■ **DIRECTION**: In the records that follow, locate every line with "THAN" and extract it.

■ **MATERIAL PROVIDED**:
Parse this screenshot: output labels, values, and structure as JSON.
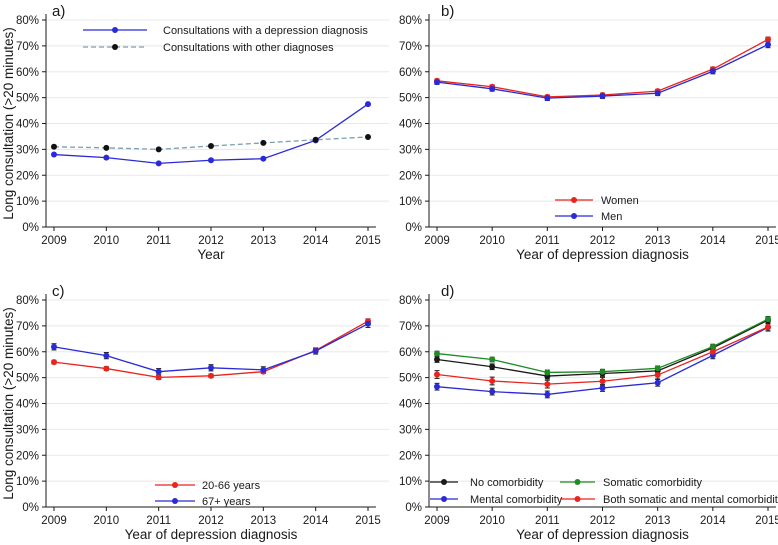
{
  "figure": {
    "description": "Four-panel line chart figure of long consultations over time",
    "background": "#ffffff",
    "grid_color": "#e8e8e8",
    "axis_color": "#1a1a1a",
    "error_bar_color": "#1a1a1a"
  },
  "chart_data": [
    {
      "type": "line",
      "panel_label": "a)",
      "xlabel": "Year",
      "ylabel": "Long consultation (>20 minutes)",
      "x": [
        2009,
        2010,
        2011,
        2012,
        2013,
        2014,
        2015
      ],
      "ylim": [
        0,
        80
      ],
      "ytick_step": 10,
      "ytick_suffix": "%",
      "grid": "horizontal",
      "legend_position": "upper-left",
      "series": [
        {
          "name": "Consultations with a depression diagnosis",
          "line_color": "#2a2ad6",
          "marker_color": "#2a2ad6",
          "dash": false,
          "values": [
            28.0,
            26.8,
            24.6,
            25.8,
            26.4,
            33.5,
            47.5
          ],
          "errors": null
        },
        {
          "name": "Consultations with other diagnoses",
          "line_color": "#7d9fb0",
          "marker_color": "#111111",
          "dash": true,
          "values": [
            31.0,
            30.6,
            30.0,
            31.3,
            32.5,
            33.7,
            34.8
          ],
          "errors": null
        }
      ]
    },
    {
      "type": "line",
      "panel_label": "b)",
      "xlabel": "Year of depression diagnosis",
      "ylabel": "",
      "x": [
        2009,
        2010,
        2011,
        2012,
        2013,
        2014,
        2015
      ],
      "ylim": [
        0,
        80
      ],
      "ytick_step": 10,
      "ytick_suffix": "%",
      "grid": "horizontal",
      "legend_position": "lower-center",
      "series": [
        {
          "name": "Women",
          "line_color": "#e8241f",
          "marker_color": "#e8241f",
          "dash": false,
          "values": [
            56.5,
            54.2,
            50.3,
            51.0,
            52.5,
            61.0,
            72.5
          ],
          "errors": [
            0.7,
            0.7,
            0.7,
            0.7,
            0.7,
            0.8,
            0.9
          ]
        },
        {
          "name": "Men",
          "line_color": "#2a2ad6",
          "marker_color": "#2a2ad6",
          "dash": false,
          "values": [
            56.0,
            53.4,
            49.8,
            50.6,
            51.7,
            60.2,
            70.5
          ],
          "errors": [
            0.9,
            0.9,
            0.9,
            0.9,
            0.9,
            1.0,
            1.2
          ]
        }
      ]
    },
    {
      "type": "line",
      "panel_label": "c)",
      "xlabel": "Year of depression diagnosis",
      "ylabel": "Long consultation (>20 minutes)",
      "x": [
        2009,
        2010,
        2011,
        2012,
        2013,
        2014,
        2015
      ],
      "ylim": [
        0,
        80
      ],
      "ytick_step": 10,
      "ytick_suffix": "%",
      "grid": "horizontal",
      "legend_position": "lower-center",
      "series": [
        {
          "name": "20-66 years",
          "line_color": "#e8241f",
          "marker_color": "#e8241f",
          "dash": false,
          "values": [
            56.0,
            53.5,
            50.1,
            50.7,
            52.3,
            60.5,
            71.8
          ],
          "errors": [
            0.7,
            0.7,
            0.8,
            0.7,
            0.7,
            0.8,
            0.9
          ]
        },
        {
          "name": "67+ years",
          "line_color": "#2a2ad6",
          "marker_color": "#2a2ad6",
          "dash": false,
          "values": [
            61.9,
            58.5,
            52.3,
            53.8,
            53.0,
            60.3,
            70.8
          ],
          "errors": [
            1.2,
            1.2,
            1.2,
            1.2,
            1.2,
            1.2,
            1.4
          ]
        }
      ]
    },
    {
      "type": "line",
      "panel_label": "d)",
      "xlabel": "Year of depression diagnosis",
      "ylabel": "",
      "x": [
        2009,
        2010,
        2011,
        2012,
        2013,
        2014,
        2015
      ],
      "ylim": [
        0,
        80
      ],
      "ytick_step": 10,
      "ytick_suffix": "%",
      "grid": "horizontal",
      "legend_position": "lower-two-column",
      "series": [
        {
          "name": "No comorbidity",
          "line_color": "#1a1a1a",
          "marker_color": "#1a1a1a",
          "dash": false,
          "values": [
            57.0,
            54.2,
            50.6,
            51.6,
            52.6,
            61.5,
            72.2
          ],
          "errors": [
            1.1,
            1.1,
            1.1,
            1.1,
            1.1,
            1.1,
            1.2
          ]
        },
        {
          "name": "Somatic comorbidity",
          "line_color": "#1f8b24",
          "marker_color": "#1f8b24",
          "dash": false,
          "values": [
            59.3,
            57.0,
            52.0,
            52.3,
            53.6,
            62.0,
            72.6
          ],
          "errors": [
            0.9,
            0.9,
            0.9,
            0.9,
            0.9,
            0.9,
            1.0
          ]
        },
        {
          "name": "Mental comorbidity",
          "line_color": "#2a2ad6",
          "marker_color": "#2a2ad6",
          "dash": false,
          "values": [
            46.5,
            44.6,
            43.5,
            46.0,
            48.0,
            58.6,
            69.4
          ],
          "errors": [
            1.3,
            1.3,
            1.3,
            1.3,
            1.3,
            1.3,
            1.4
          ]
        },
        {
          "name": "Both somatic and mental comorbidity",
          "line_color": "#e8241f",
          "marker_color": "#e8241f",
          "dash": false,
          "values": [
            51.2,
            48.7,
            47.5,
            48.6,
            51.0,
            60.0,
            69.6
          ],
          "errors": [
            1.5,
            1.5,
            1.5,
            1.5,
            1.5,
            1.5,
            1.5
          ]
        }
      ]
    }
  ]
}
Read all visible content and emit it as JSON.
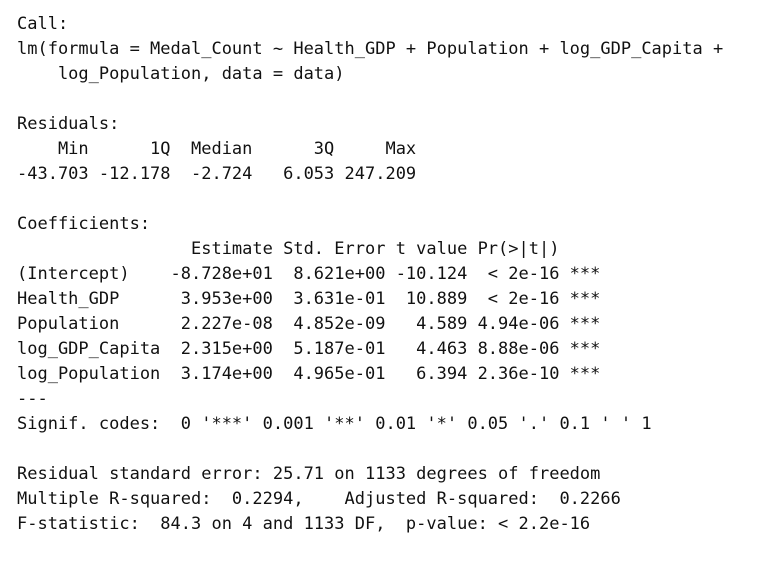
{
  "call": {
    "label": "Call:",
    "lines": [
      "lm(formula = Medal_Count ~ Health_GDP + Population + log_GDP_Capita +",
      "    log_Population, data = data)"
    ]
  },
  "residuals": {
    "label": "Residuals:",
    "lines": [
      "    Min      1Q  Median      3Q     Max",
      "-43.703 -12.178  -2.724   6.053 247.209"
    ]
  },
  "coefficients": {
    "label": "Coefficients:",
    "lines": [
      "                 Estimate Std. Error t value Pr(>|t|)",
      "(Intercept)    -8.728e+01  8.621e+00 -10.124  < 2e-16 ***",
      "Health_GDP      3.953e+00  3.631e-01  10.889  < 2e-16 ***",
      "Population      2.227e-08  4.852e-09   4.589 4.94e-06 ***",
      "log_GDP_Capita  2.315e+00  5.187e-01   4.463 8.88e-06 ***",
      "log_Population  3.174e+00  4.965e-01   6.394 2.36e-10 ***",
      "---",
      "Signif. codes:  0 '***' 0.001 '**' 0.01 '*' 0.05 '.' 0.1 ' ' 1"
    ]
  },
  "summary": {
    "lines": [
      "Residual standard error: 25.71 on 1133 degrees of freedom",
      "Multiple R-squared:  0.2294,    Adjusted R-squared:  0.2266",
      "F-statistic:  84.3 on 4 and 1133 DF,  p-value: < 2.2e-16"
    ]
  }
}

==

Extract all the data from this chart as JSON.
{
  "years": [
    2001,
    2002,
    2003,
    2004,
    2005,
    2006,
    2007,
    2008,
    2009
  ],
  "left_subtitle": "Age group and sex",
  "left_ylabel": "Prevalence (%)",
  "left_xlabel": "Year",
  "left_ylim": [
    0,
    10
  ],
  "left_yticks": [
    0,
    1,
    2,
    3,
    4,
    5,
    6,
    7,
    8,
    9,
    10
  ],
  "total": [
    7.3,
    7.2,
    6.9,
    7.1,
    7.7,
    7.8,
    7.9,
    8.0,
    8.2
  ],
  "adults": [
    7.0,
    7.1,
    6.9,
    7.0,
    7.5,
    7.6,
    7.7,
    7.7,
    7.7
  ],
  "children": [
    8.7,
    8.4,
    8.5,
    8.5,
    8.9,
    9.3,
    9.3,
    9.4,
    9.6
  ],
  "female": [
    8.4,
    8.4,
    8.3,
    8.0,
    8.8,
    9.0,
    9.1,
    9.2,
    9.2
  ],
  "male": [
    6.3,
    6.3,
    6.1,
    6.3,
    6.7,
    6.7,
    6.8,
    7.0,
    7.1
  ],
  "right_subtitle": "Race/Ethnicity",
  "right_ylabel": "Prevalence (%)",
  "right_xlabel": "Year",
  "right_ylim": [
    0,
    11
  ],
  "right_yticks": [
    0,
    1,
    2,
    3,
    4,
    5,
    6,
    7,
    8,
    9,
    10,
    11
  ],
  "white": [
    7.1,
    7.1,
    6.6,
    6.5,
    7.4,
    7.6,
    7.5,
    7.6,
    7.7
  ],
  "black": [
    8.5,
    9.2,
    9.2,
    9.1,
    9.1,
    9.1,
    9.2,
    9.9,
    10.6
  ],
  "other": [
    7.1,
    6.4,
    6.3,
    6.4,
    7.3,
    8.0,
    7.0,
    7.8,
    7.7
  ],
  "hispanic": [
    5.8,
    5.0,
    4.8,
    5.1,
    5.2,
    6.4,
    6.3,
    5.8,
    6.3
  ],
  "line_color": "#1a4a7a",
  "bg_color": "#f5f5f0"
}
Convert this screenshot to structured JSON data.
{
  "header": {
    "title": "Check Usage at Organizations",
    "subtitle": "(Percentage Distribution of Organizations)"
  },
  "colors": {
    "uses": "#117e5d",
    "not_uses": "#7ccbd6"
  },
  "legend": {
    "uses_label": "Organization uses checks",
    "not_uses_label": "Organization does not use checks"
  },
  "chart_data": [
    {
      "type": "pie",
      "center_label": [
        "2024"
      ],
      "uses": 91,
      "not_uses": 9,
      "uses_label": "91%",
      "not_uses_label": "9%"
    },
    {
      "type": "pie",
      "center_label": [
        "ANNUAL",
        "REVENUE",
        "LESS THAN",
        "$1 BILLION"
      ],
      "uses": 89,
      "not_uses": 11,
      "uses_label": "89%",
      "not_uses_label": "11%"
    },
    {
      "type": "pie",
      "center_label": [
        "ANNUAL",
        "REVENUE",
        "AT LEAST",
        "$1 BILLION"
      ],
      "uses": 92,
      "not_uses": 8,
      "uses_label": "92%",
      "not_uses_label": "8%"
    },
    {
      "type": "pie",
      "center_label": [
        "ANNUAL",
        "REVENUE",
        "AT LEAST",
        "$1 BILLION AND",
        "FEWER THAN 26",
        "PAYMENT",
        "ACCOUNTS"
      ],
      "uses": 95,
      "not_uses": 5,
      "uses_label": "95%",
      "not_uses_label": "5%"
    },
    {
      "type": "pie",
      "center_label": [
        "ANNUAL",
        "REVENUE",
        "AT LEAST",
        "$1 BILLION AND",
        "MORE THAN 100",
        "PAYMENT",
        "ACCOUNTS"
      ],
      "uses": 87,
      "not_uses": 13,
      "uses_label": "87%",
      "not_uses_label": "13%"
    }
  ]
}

■ **RESULT FOR THIS TASK**:
        "LESS THAN",
        "FEWER THAN 26",
        "MORE THAN 100",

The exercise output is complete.